## [What needs to be done]
Images do not belong in the copy. Retype all the entries below exactly.

BEGIN Material for this task

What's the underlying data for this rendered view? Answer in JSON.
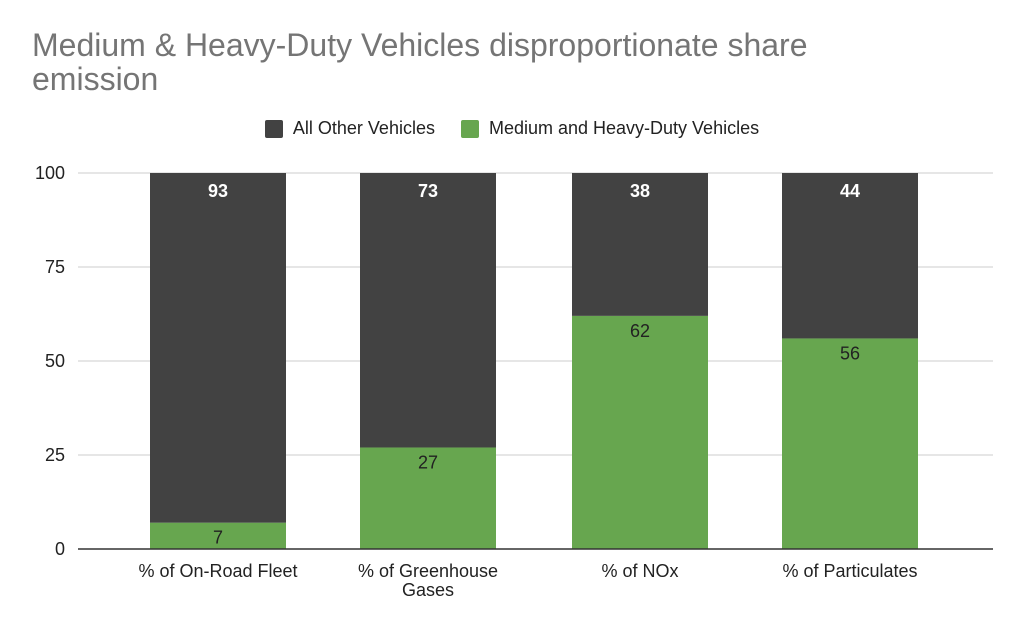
{
  "title": "Medium & Heavy-Duty Vehicles disproportionate share emission",
  "colors": {
    "all_other": "#424242",
    "medium_heavy": "#67a64f",
    "grid": "#cccccc",
    "axis": "#333333"
  },
  "chart_data": {
    "type": "bar",
    "stacked": true,
    "title": "Medium & Heavy-Duty Vehicles disproportionate share emission",
    "categories": [
      "% of On-Road Fleet",
      "% of Greenhouse Gases",
      "% of NOx",
      "% of Particulates"
    ],
    "series": [
      {
        "name": "Medium and Heavy-Duty Vehicles",
        "values": [
          7,
          27,
          62,
          56
        ]
      },
      {
        "name": "All Other Vehicles",
        "values": [
          93,
          73,
          38,
          44
        ]
      }
    ],
    "legend": [
      "All Other Vehicles",
      "Medium and Heavy-Duty Vehicles"
    ],
    "legend_position": "top",
    "ylim": [
      0,
      100
    ],
    "yticks": [
      0,
      25,
      50,
      75,
      100
    ],
    "xlabel": "",
    "ylabel": "",
    "grid": true
  }
}
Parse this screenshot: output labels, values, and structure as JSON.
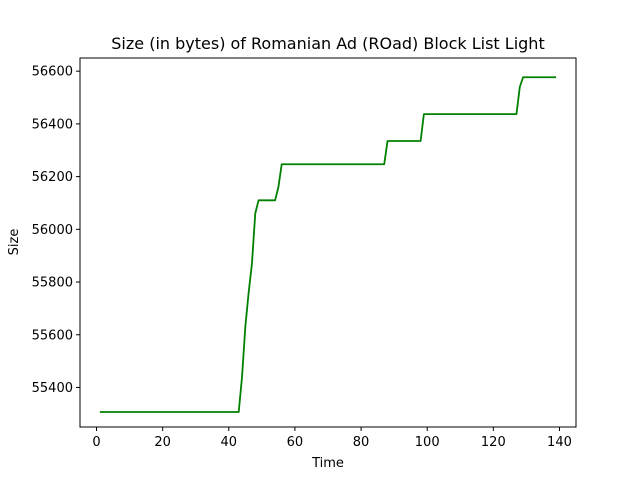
{
  "chart_data": {
    "type": "line",
    "title": "Size (in bytes) of Romanian Ad (ROad) Block List Light",
    "xlabel": "Time",
    "ylabel": "Size",
    "xlim": [
      -5,
      145
    ],
    "ylim": [
      55250,
      56650
    ],
    "xticks": [
      0,
      20,
      40,
      60,
      80,
      100,
      120,
      140
    ],
    "yticks": [
      55400,
      55600,
      55800,
      56000,
      56200,
      56400,
      56600
    ],
    "grid": false,
    "legend": "none",
    "series": [
      {
        "color": "#008000",
        "points": [
          [
            1,
            55307
          ],
          [
            43,
            55307
          ],
          [
            44,
            55440
          ],
          [
            45,
            55630
          ],
          [
            46,
            55760
          ],
          [
            47,
            55870
          ],
          [
            48,
            56060
          ],
          [
            49,
            56110
          ],
          [
            54,
            56110
          ],
          [
            55,
            56160
          ],
          [
            56,
            56247
          ],
          [
            87,
            56247
          ],
          [
            88,
            56335
          ],
          [
            98,
            56335
          ],
          [
            99,
            56437
          ],
          [
            127,
            56437
          ],
          [
            128,
            56540
          ],
          [
            129,
            56577
          ],
          [
            139,
            56577
          ]
        ]
      }
    ]
  }
}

END Material for this task

## [Full output]
What's the underlying data for this rendered view? Answer in JSON.
{
  "title": "Medium & Heavy-Duty Vehicles disproportionate share emission",
  "colors": {
    "all_other": "#424242",
    "medium_heavy": "#67a64f",
    "grid": "#cccccc",
    "axis": "#333333"
  },
  "chart_data": {
    "type": "bar",
    "stacked": true,
    "title": "Medium & Heavy-Duty Vehicles disproportionate share emission",
    "categories": [
      "% of On-Road Fleet",
      "% of Greenhouse Gases",
      "% of NOx",
      "% of Particulates"
    ],
    "series": [
      {
        "name": "Medium and Heavy-Duty Vehicles",
        "values": [
          7,
          27,
          62,
          56
        ]
      },
      {
        "name": "All Other Vehicles",
        "values": [
          93,
          73,
          38,
          44
        ]
      }
    ],
    "legend": [
      "All Other Vehicles",
      "Medium and Heavy-Duty Vehicles"
    ],
    "legend_position": "top",
    "ylim": [
      0,
      100
    ],
    "yticks": [
      0,
      25,
      50,
      75,
      100
    ],
    "xlabel": "",
    "ylabel": "",
    "grid": true
  }
}
Parse this screenshot: output labels, values, and structure as JSON.
{
  "chart_data": {
    "type": "line",
    "title": "Size (in bytes) of Romanian Ad (ROad) Block List Light",
    "xlabel": "Time",
    "ylabel": "Size",
    "xlim": [
      -5,
      145
    ],
    "ylim": [
      55250,
      56650
    ],
    "xticks": [
      0,
      20,
      40,
      60,
      80,
      100,
      120,
      140
    ],
    "yticks": [
      55400,
      55600,
      55800,
      56000,
      56200,
      56400,
      56600
    ],
    "grid": false,
    "legend": "none",
    "series": [
      {
        "color": "#008000",
        "points": [
          [
            1,
            55307
          ],
          [
            43,
            55307
          ],
          [
            44,
            55440
          ],
          [
            45,
            55630
          ],
          [
            46,
            55760
          ],
          [
            47,
            55870
          ],
          [
            48,
            56060
          ],
          [
            49,
            56110
          ],
          [
            54,
            56110
          ],
          [
            55,
            56160
          ],
          [
            56,
            56247
          ],
          [
            87,
            56247
          ],
          [
            88,
            56335
          ],
          [
            98,
            56335
          ],
          [
            99,
            56437
          ],
          [
            127,
            56437
          ],
          [
            128,
            56540
          ],
          [
            129,
            56577
          ],
          [
            139,
            56577
          ]
        ]
      }
    ]
  }
}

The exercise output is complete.